— Work to be completed —
Collect all lines from the listing that include the string "Gold".
==============================
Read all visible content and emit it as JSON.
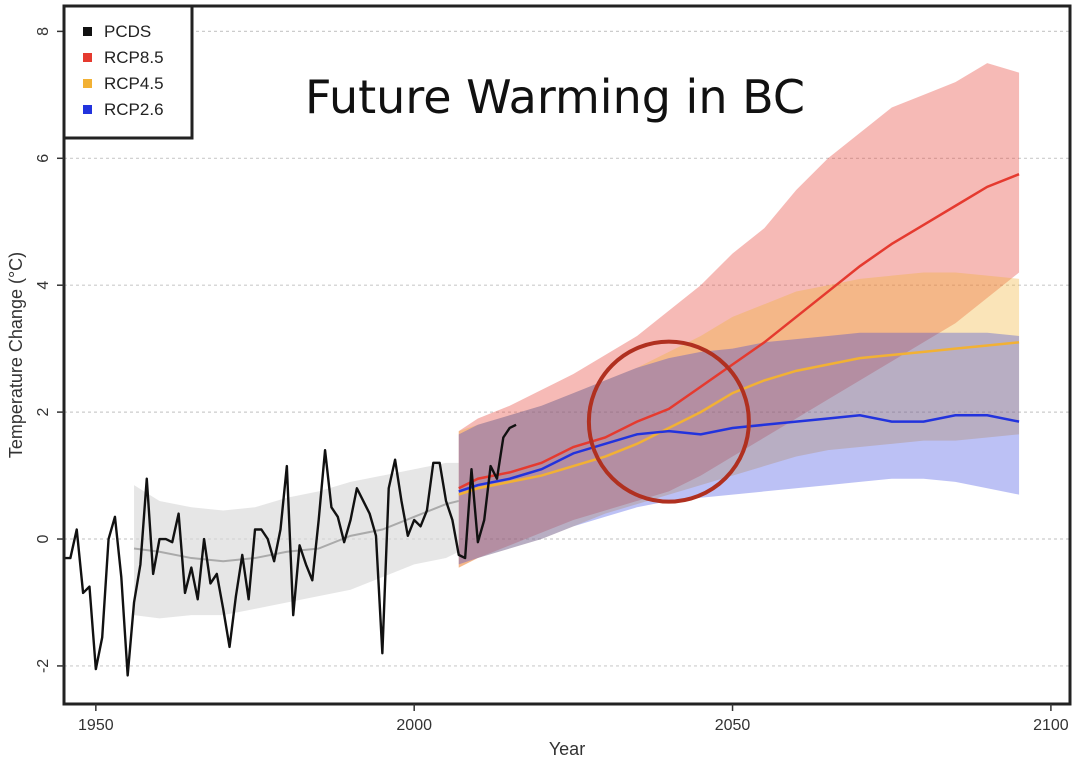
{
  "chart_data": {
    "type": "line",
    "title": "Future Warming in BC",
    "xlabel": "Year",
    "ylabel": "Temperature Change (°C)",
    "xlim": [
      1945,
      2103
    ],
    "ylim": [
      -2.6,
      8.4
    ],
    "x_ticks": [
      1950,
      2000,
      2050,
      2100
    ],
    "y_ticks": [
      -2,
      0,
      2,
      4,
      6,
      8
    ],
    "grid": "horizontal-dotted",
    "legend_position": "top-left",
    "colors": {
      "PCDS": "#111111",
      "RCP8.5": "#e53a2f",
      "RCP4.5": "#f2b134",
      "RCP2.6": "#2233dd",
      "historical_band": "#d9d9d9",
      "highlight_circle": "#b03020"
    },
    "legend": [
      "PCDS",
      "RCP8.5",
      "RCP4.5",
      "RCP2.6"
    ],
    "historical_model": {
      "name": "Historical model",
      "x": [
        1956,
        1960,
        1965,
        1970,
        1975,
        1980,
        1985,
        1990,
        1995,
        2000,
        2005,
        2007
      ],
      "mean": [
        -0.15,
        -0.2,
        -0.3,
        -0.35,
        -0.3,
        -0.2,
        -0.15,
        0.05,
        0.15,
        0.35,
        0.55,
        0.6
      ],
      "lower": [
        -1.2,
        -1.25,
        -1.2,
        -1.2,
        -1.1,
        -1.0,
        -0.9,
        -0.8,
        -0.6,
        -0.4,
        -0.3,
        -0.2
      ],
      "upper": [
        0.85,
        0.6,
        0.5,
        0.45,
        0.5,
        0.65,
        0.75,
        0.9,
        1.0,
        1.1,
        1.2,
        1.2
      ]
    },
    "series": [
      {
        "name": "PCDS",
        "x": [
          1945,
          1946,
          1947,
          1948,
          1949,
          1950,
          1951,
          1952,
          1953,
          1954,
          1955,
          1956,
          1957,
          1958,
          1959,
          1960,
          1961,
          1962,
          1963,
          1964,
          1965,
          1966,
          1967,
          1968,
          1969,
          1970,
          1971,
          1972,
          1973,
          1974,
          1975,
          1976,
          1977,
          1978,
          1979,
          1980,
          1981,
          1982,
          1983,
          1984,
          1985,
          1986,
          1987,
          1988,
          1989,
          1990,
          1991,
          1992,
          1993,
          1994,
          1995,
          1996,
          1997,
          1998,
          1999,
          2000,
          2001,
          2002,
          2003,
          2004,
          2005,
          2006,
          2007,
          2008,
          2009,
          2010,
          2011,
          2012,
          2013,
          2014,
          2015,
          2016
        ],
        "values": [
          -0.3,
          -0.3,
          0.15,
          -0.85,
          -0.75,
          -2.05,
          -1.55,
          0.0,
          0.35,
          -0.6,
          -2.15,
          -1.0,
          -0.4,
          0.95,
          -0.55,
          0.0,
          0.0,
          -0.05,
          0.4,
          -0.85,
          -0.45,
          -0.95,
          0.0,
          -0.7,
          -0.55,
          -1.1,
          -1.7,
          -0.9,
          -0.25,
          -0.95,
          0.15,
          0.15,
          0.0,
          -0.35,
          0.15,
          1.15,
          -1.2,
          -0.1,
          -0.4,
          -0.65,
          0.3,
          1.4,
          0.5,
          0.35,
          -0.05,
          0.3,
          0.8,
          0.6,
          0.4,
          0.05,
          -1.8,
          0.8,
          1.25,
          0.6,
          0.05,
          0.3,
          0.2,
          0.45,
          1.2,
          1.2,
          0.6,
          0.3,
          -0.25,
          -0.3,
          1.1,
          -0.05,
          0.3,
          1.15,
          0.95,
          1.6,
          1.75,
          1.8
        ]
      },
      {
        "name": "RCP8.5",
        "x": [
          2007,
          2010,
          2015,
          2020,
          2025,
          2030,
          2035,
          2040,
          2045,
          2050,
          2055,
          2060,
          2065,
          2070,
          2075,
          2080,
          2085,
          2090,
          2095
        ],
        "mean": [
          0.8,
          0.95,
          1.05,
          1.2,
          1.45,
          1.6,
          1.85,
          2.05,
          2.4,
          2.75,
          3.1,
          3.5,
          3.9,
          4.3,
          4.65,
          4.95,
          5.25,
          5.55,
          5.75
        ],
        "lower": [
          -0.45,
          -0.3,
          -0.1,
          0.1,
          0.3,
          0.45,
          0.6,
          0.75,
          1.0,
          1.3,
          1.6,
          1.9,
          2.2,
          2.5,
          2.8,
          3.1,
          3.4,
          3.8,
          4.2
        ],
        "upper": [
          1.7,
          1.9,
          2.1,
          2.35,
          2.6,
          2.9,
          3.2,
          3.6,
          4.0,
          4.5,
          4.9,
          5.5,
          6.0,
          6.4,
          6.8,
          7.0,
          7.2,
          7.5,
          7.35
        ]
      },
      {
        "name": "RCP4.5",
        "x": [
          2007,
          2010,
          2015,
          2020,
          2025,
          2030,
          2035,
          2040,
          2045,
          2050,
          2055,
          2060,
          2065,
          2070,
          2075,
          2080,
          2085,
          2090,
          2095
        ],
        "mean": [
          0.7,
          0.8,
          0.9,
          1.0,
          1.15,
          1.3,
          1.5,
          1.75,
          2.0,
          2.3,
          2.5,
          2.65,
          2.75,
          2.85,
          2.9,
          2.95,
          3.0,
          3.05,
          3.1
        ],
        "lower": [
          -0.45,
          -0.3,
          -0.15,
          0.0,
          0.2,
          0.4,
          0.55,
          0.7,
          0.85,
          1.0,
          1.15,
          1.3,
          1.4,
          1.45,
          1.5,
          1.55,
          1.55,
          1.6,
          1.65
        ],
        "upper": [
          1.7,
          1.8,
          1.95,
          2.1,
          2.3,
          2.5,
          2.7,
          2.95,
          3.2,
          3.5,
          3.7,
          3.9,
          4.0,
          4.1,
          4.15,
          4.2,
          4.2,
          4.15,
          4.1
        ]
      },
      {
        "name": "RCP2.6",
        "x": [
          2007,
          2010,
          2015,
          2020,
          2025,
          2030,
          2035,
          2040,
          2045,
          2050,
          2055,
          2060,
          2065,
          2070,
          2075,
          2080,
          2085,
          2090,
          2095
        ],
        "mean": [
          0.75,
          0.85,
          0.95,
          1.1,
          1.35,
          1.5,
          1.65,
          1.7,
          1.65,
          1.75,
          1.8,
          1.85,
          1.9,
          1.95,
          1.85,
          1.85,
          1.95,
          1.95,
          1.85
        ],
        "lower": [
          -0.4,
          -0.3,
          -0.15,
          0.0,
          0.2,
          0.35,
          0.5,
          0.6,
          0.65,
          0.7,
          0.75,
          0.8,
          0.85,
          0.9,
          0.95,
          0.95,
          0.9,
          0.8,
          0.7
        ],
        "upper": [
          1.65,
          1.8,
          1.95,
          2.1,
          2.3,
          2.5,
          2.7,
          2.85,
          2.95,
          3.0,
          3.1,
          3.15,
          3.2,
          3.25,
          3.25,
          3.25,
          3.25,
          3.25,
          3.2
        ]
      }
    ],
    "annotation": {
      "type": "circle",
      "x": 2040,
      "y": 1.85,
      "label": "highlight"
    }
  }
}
==============================
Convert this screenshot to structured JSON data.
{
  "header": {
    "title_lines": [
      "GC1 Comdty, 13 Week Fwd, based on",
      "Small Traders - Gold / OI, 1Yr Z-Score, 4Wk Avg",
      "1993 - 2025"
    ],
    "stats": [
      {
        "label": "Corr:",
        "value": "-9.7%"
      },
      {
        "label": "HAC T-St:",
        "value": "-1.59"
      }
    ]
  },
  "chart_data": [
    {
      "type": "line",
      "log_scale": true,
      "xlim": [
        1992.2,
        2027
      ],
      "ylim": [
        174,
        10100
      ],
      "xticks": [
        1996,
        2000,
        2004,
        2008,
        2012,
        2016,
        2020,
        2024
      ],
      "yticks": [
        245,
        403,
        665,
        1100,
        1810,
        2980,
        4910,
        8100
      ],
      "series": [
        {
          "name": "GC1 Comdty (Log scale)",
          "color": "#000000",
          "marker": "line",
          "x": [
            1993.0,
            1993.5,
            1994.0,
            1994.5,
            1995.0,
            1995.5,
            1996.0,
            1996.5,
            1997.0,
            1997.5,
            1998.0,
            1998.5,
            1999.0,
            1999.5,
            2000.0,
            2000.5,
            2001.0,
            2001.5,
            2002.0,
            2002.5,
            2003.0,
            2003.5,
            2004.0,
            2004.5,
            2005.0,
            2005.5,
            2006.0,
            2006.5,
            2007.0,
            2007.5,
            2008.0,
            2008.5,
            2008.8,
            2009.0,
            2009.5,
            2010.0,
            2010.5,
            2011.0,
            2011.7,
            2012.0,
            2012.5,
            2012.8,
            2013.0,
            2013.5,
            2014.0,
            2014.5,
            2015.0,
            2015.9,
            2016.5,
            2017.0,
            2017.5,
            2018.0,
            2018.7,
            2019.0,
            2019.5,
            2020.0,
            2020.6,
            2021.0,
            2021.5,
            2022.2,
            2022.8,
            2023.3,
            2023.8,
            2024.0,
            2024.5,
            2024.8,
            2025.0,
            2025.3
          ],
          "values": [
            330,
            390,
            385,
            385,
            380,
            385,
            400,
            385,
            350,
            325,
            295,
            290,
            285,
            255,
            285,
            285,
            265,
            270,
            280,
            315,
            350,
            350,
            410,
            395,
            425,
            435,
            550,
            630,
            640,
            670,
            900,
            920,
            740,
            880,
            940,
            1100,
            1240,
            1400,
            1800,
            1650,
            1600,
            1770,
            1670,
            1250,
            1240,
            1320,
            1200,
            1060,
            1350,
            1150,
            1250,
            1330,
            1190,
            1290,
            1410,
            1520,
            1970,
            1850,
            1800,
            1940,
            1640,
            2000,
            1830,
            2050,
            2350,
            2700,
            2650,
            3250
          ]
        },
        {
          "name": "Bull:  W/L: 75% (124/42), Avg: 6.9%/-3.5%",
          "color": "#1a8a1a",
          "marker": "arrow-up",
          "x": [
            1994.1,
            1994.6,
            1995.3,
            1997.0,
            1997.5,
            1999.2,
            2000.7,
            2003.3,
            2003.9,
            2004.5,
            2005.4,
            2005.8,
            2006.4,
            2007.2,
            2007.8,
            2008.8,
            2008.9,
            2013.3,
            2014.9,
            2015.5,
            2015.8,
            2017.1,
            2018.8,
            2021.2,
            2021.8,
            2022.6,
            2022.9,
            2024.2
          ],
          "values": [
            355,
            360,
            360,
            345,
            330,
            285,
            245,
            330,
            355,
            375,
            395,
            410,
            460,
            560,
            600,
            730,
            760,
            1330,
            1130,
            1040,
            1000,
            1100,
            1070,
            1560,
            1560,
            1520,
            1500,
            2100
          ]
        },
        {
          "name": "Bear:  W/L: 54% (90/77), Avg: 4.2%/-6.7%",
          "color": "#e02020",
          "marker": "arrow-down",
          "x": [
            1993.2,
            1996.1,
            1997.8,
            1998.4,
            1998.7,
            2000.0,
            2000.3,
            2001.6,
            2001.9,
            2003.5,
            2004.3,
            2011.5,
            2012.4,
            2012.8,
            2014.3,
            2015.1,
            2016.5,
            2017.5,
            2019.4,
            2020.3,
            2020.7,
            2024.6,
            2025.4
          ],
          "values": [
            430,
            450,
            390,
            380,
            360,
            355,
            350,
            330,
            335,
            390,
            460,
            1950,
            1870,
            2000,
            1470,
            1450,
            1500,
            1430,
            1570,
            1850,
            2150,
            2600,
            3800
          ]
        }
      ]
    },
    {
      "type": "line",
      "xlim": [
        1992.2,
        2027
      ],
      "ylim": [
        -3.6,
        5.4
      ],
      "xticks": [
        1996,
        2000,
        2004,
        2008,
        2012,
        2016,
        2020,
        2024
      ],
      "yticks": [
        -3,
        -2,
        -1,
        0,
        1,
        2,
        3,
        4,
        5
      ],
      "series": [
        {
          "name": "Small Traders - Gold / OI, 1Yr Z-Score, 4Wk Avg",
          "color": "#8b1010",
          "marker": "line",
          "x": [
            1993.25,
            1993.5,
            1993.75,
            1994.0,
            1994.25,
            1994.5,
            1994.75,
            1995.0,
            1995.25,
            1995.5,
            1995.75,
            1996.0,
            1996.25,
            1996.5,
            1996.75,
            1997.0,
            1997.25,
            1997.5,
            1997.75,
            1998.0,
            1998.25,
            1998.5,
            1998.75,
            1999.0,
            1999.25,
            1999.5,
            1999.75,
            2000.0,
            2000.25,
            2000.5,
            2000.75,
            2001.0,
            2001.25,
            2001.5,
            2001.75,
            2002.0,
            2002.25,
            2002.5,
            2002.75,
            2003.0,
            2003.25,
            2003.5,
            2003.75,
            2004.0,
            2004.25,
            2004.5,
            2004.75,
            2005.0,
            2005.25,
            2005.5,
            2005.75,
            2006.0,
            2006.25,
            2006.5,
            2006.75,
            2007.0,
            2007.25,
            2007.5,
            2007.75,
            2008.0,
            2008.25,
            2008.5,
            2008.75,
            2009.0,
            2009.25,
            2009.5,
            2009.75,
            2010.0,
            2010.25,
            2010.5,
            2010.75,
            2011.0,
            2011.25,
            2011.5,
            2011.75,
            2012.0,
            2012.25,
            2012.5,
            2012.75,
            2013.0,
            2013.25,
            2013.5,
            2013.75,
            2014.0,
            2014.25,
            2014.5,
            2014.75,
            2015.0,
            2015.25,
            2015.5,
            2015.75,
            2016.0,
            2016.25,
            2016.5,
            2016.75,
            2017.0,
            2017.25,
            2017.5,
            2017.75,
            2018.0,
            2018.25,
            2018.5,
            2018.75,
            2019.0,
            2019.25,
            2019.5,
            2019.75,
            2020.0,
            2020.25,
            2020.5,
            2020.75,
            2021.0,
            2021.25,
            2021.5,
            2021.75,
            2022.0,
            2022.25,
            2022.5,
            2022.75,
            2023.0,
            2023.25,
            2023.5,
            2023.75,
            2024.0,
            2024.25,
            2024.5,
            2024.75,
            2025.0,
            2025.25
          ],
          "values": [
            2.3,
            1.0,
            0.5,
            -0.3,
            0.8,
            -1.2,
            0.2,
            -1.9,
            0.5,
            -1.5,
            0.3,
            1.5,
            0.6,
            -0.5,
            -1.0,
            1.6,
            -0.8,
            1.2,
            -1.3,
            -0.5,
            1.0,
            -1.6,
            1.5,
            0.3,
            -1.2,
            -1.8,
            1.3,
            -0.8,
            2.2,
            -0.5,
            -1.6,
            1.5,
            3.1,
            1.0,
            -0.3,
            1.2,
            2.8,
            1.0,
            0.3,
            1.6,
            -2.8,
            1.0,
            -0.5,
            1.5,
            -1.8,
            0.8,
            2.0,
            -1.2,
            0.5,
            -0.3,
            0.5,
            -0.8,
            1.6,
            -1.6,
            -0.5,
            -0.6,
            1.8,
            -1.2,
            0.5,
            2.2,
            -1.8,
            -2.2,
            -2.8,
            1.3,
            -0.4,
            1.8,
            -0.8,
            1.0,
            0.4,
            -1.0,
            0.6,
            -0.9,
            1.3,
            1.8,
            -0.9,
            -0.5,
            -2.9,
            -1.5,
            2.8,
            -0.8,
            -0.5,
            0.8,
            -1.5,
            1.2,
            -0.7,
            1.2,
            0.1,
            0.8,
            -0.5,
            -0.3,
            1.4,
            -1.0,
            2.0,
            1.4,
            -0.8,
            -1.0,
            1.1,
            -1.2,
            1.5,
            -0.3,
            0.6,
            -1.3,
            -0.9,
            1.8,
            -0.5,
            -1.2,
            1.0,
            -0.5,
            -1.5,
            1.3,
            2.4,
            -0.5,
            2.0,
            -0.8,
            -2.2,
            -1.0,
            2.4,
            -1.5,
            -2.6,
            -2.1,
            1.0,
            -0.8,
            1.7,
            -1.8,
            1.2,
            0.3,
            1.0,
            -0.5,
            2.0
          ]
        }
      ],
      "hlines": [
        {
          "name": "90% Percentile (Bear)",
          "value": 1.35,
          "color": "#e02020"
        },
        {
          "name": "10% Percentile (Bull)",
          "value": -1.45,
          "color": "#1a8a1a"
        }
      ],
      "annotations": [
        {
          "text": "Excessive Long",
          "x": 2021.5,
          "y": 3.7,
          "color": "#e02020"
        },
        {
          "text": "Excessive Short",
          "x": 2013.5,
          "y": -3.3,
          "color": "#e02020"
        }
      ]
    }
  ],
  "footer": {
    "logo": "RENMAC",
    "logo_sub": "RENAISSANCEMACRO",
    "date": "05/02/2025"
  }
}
==============================
— Full solution —
      "Small Traders - Gold / OI, 1Yr Z-Score, 4Wk Avg",
          "name": "Small Traders - Gold / OI, 1Yr Z-Score, 4Wk Avg",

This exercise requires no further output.